## SHORT EXERCISE
Extract and list every line that contains the word "rust".

## SUPPLIED DATA
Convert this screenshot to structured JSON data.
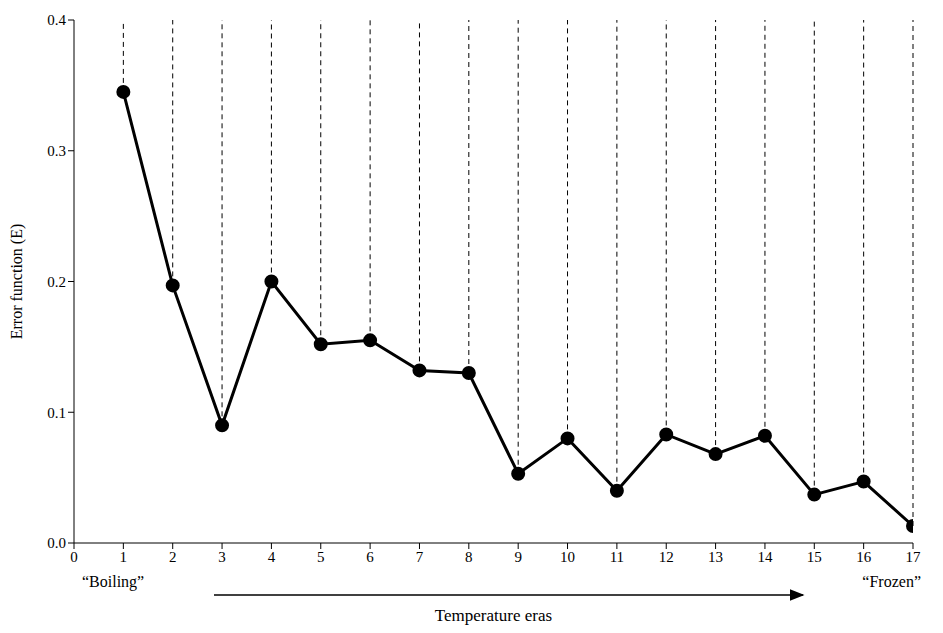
{
  "chart_data": {
    "type": "line",
    "x": [
      1,
      2,
      3,
      4,
      5,
      6,
      7,
      8,
      9,
      10,
      11,
      12,
      13,
      14,
      15,
      16,
      17
    ],
    "values": [
      0.345,
      0.197,
      0.09,
      0.2,
      0.152,
      0.155,
      0.132,
      0.13,
      0.053,
      0.08,
      0.04,
      0.083,
      0.068,
      0.082,
      0.037,
      0.047,
      0.013
    ],
    "color": "#000000",
    "marker": "circle",
    "line_style": "solid",
    "xlim": [
      0,
      17
    ],
    "xticks": [
      0,
      1,
      2,
      3,
      4,
      5,
      6,
      7,
      8,
      9,
      10,
      11,
      12,
      13,
      14,
      15,
      16,
      17
    ],
    "ylim": [
      0,
      0.4
    ],
    "yticks": [
      {
        "value": 0,
        "label": "0.0"
      },
      0.1,
      0.2,
      0.3,
      0.4
    ],
    "xlabel": "Temperature eras",
    "ylabel": "Error function (E)",
    "annotations": [
      "“Boiling”",
      "“Frozen”"
    ],
    "grid": false
  }
}
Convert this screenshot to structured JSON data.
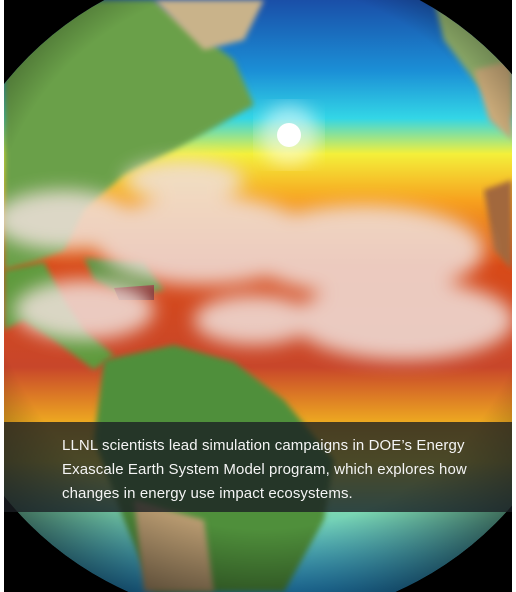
{
  "caption": {
    "text": "LLNL scientists lead simulation campaigns in DOE’s Energy Exascale Earth System Model program, which explores how changes in energy use impact ecosystems."
  }
}
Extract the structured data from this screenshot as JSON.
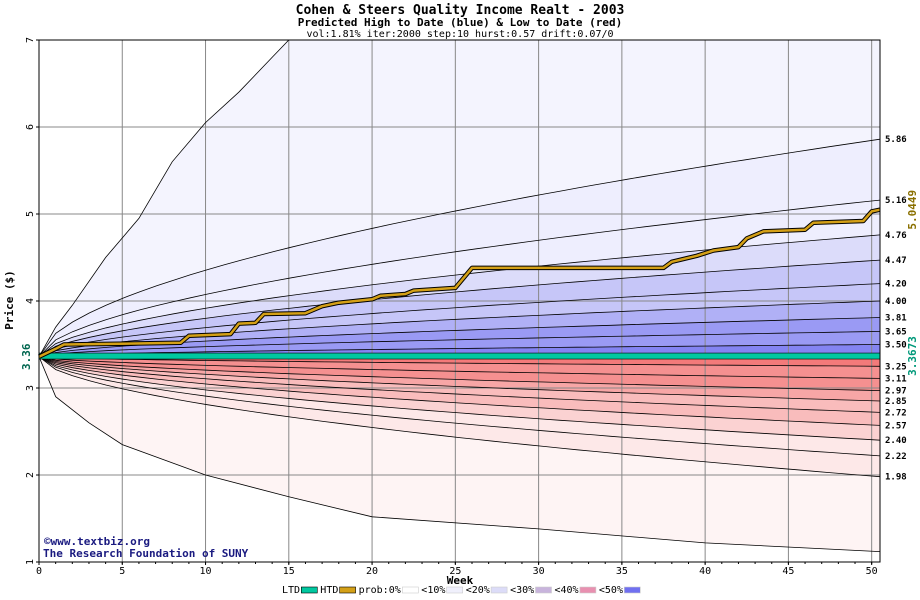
{
  "chart_data": {
    "type": "area",
    "title": "Cohen & Steers Quality Income Realt - 2003",
    "subtitle": "Predicted High to Date (blue) &  Low to Date (red)",
    "params": "vol:1.81% iter:2000 step:10 hurst:0.57 drift:0.07/0",
    "xlabel": "Week",
    "ylabel": "Price ($)",
    "xlim": [
      0,
      50.5
    ],
    "ylim": [
      1,
      7
    ],
    "x_ticks": [
      0,
      5,
      10,
      15,
      20,
      25,
      30,
      35,
      40,
      45,
      50
    ],
    "y_ticks": [
      1,
      2,
      3,
      4,
      5,
      6,
      7
    ],
    "grid": true,
    "start_price": 3.36,
    "start_label": "3.36",
    "high_levels": [
      "5.86",
      "5.16",
      "4.76",
      "4.47",
      "4.20",
      "4.00",
      "3.81",
      "3.65",
      "3.50"
    ],
    "low_levels": [
      "3.25",
      "3.11",
      "2.97",
      "2.85",
      "2.72",
      "2.57",
      "2.40",
      "2.22",
      "1.98"
    ],
    "upper_envelope": [
      [
        0,
        3.36
      ],
      [
        1,
        3.7
      ],
      [
        2,
        3.95
      ],
      [
        4,
        4.5
      ],
      [
        6,
        4.95
      ],
      [
        8,
        5.6
      ],
      [
        10,
        6.05
      ],
      [
        12,
        6.4
      ],
      [
        14,
        6.8
      ],
      [
        15,
        7.0
      ]
    ],
    "lower_envelope": [
      [
        0,
        3.36
      ],
      [
        1,
        2.9
      ],
      [
        3,
        2.6
      ],
      [
        5,
        2.35
      ],
      [
        10,
        2.0
      ],
      [
        15,
        1.75
      ],
      [
        20,
        1.52
      ],
      [
        30,
        1.38
      ],
      [
        40,
        1.22
      ],
      [
        50.5,
        1.12
      ]
    ],
    "htd_series": {
      "name": "HTD",
      "end_label": "5.0449",
      "color": "#d4a017",
      "points": [
        [
          0,
          3.36
        ],
        [
          1,
          3.45
        ],
        [
          1.5,
          3.5
        ],
        [
          8.5,
          3.52
        ],
        [
          9,
          3.6
        ],
        [
          11.5,
          3.62
        ],
        [
          12,
          3.74
        ],
        [
          13,
          3.75
        ],
        [
          13.5,
          3.85
        ],
        [
          16,
          3.86
        ],
        [
          17,
          3.94
        ],
        [
          18,
          3.98
        ],
        [
          20,
          4.02
        ],
        [
          20.5,
          4.06
        ],
        [
          22,
          4.08
        ],
        [
          22.5,
          4.12
        ],
        [
          25,
          4.15
        ],
        [
          26,
          4.38
        ],
        [
          37.5,
          4.38
        ],
        [
          38,
          4.45
        ],
        [
          39.5,
          4.52
        ],
        [
          40.5,
          4.58
        ],
        [
          42,
          4.62
        ],
        [
          42.5,
          4.72
        ],
        [
          43.5,
          4.8
        ],
        [
          46,
          4.82
        ],
        [
          46.5,
          4.9
        ],
        [
          49.5,
          4.92
        ],
        [
          50,
          5.03
        ],
        [
          50.5,
          5.05
        ]
      ]
    },
    "ltd_series": {
      "name": "LTD",
      "end_label": "3.3673",
      "color": "#00c8a0",
      "value": 3.3673
    },
    "legend": {
      "placement": "bottom",
      "items": [
        {
          "label": "LTD",
          "color": "#00c8a0"
        },
        {
          "label": "HTD",
          "color": "#d4a017"
        },
        {
          "label": "prob:0%",
          "color": "#ffffff"
        },
        {
          "label": "<10%",
          "color": "#f0f0fc"
        },
        {
          "label": "<20%",
          "color": "#dcdcf8"
        },
        {
          "label": "<30%",
          "color": "#c8b4dc"
        },
        {
          "label": "<40%",
          "color": "#e890b0"
        },
        {
          "label": "<50%",
          "color": "#7070f0"
        }
      ]
    },
    "colors": {
      "high_bands": [
        "#eeeefe",
        "#dcdcfa",
        "#c6c6f8",
        "#b0b0f6",
        "#9a9af4",
        "#8484f2"
      ],
      "low_bands": [
        "#fde8e8",
        "#fbd2d2",
        "#f9bcbc",
        "#f7a6a6",
        "#f59090",
        "#f37a7a"
      ]
    }
  },
  "credits": {
    "line1": "©www.textbiz.org",
    "line2": "The Research Foundation of SUNY"
  }
}
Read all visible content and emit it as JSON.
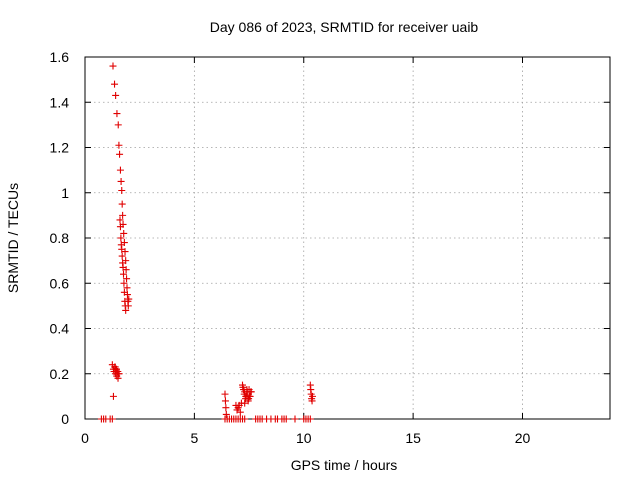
{
  "chart_data": {
    "type": "scatter",
    "title": "Day 086 of 2023, SRMTID for receiver uaib",
    "xlabel": "GPS time / hours",
    "ylabel": "SRMTID / TECUs",
    "xlim": [
      0,
      24
    ],
    "ylim": [
      0,
      1.6
    ],
    "xticks": [
      0,
      5,
      10,
      15,
      20
    ],
    "xtick_labels": [
      "0",
      "5",
      "10",
      "15",
      "20"
    ],
    "yticks": [
      0,
      0.2,
      0.4,
      0.6,
      0.8,
      1,
      1.2,
      1.4,
      1.6
    ],
    "ytick_labels": [
      "0",
      "0.2",
      "0.4",
      "0.6",
      "0.8",
      "1",
      "1.2",
      "1.4",
      "1.6"
    ],
    "grid": true,
    "marker": "+",
    "color": "#e00000",
    "series": [
      {
        "name": "SRMTID",
        "x": [
          0.75,
          0.85,
          0.95,
          1.15,
          1.25,
          1.3,
          1.25,
          1.3,
          1.33,
          1.36,
          1.39,
          1.42,
          1.45,
          1.48,
          1.51,
          1.54,
          1.38,
          1.44,
          1.5,
          1.56,
          1.28,
          1.35,
          1.4,
          1.46,
          1.52,
          1.55,
          1.58,
          1.62,
          1.65,
          1.68,
          1.7,
          1.72,
          1.74,
          1.77,
          1.8,
          1.83,
          1.86,
          1.88,
          1.9,
          1.92,
          1.94,
          1.96,
          1.98,
          2.0,
          1.6,
          1.62,
          1.64,
          1.66,
          1.68,
          1.7,
          1.72,
          1.74,
          1.76,
          1.78,
          1.8,
          1.82,
          1.84,
          1.86,
          6.4,
          6.5,
          6.6,
          6.7,
          6.8,
          6.9,
          7.0,
          7.1,
          7.2,
          7.3,
          6.4,
          6.42,
          6.44,
          6.46,
          6.9,
          6.95,
          7.0,
          7.05,
          7.1,
          7.15,
          7.2,
          7.25,
          7.3,
          7.35,
          7.4,
          7.45,
          7.5,
          7.55,
          7.6,
          7.22,
          7.28,
          7.34,
          7.4,
          7.46,
          7.52,
          7.58,
          7.3,
          7.36,
          7.42,
          7.48,
          7.8,
          7.9,
          8.0,
          8.1,
          8.3,
          8.5,
          8.7,
          8.8,
          9.0,
          9.1,
          9.2,
          9.6,
          10.0,
          10.1,
          10.2,
          10.3,
          10.3,
          10.32,
          10.34,
          10.36,
          10.38,
          10.4
        ],
        "y": [
          0,
          0,
          0,
          0,
          0,
          0.1,
          0.24,
          0.22,
          0.21,
          0.23,
          0.2,
          0.22,
          0.19,
          0.21,
          0.18,
          0.2,
          0.23,
          0.22,
          0.21,
          0.2,
          1.56,
          1.48,
          1.43,
          1.35,
          1.3,
          1.21,
          1.17,
          1.1,
          1.05,
          1.01,
          0.95,
          0.9,
          0.86,
          0.82,
          0.78,
          0.74,
          0.7,
          0.66,
          0.62,
          0.58,
          0.55,
          0.52,
          0.5,
          0.53,
          0.88,
          0.85,
          0.8,
          0.77,
          0.75,
          0.72,
          0.69,
          0.67,
          0.64,
          0.6,
          0.56,
          0.52,
          0.5,
          0.48,
          0,
          0,
          0,
          0,
          0,
          0,
          0,
          0,
          0,
          0,
          0.11,
          0.08,
          0.05,
          0.02,
          0.06,
          0.04,
          0.05,
          0.06,
          0.03,
          0.07,
          0.15,
          0.13,
          0.12,
          0.1,
          0.11,
          0.09,
          0.13,
          0.1,
          0.12,
          0.14,
          0.11,
          0.09,
          0.13,
          0.08,
          0.1,
          0.12,
          0.07,
          0.1,
          0.12,
          0.09,
          0,
          0,
          0,
          0,
          0,
          0,
          0,
          0,
          0,
          0,
          0,
          0,
          0,
          0,
          0,
          0,
          0.15,
          0.13,
          0.11,
          0.09,
          0.08,
          0.1
        ]
      }
    ]
  }
}
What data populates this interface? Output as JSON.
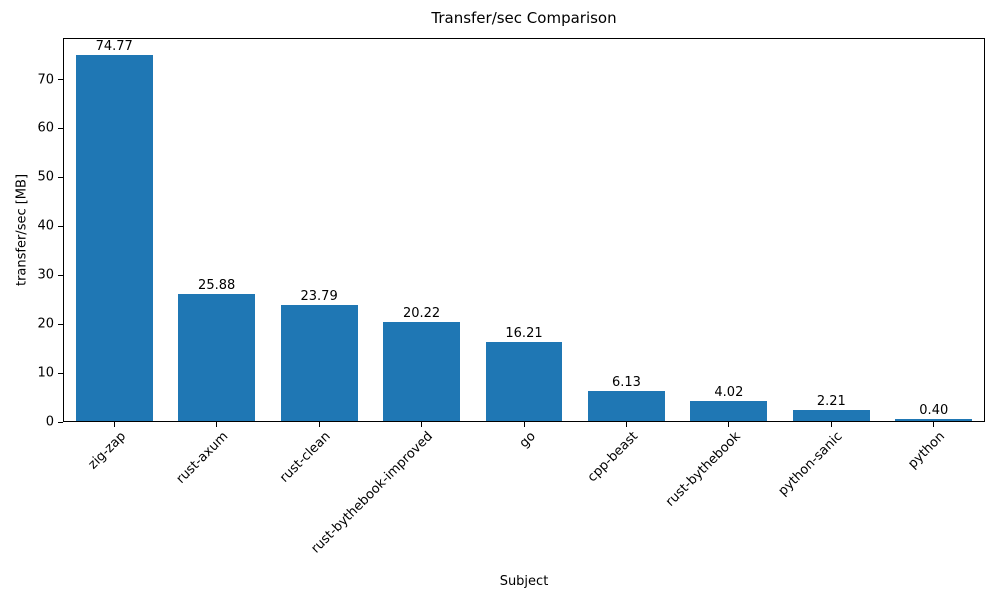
{
  "chart_data": {
    "type": "bar",
    "title": "Transfer/sec Comparison",
    "xlabel": "Subject",
    "ylabel": "transfer/sec [MB]",
    "categories": [
      "zig-zap",
      "rust-axum",
      "rust-clean",
      "rust-bythebook-improved",
      "go",
      "cpp-beast",
      "rust-bythebook",
      "python-sanic",
      "python"
    ],
    "values": [
      74.77,
      25.88,
      23.79,
      20.22,
      16.21,
      6.13,
      4.02,
      2.21,
      0.4
    ],
    "value_labels": [
      "74.77",
      "25.88",
      "23.79",
      "20.22",
      "16.21",
      "6.13",
      "4.02",
      "2.21",
      "0.40"
    ],
    "yticks": [
      0,
      10,
      20,
      30,
      40,
      50,
      60,
      70
    ],
    "ylim": [
      0,
      78.5
    ],
    "bar_color": "#1f77b4",
    "axis_color": "#000000",
    "grid": false,
    "legend_position": "none"
  }
}
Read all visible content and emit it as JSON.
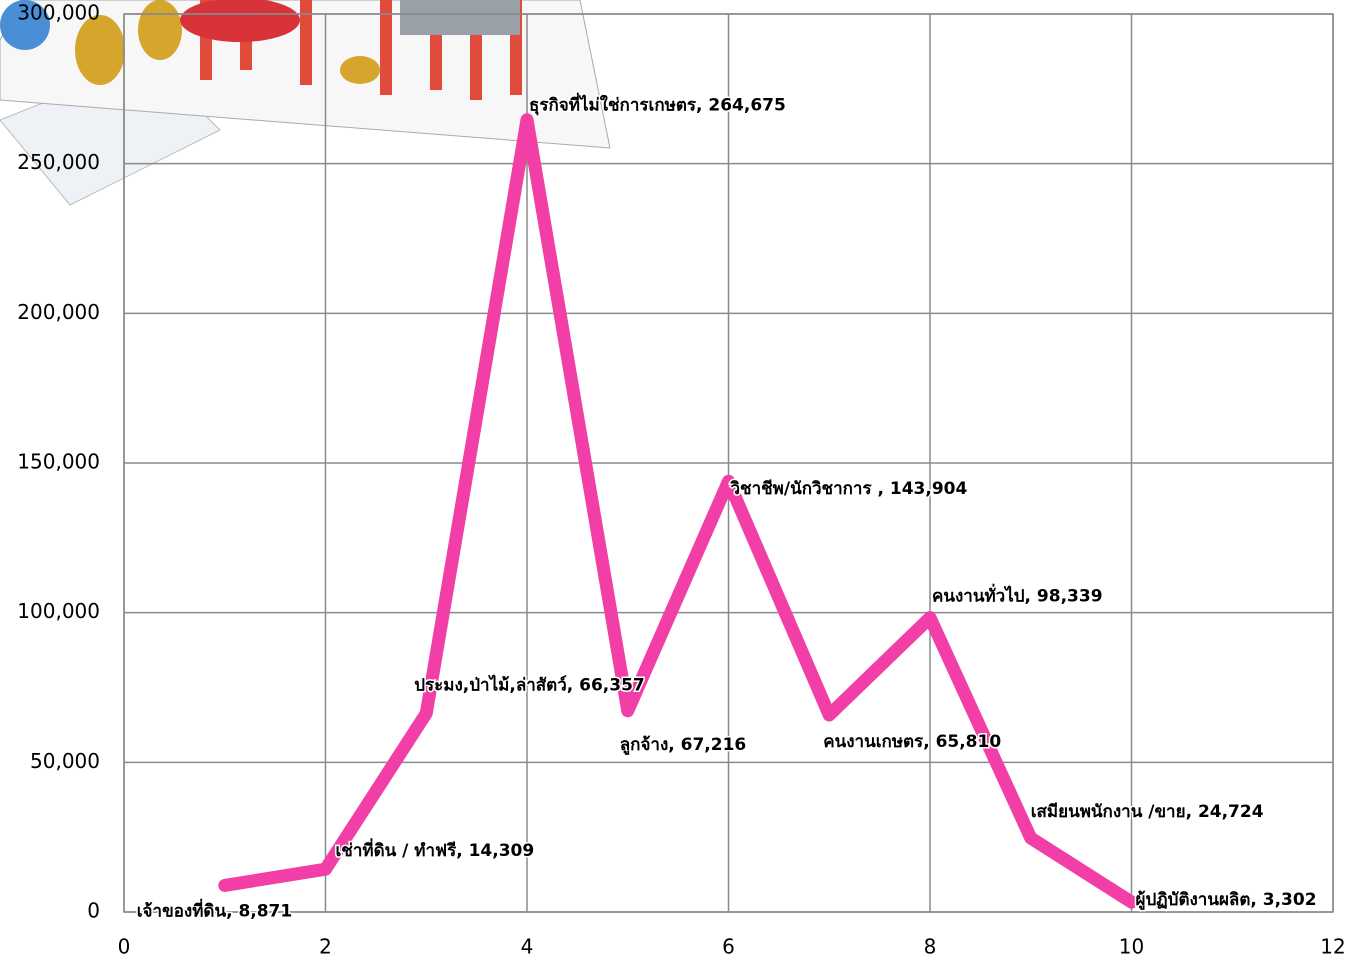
{
  "chart_data": {
    "type": "line",
    "x": [
      1,
      2,
      3,
      4,
      5,
      6,
      7,
      8,
      9,
      10
    ],
    "series": [
      {
        "color": "#f23fa8",
        "values": [
          8871,
          14309,
          66357,
          264675,
          67216,
          143904,
          65810,
          98339,
          24724,
          3302
        ],
        "value_labels": [
          "เจ้าของที่ดิน, 8,871",
          "เช่าที่ดิน / ทำฟรี, 14,309",
          "ประมง,ป่าไม้,ล่าสัตว์, 66,357",
          "ธุรกิจที่ไม่ใช่การเกษตร, 264,675",
          "ลูกจ้าง, 67,216",
          "วิชาชีพ/นักวิชาการ , 143,904",
          "คนงานเกษตร, 65,810",
          "คนงานทั่วไป, 98,339",
          "เสมียนพนักงาน /ขาย, 24,724",
          "ผู้ปฏิบัติงานผลิต, 3,302"
        ]
      }
    ],
    "xlim": [
      0,
      12
    ],
    "xticks": [
      0,
      2,
      4,
      6,
      8,
      10,
      12
    ],
    "ylim": [
      0,
      300000
    ],
    "yticks": [
      0,
      {
        "value": 50000,
        "label": "50,000"
      },
      {
        "value": 100000,
        "label": "100,000"
      },
      {
        "value": 150000,
        "label": "150,000"
      },
      {
        "value": 200000,
        "label": "200,000"
      },
      {
        "value": 250000,
        "label": "250,000"
      },
      {
        "value": 300000,
        "label": "300,000"
      }
    ],
    "grid": true
  }
}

## TASK RESULT
      "rust-axum",
      "rust-clean",
      "rust-bythebook-improved",
      "rust-bythebook",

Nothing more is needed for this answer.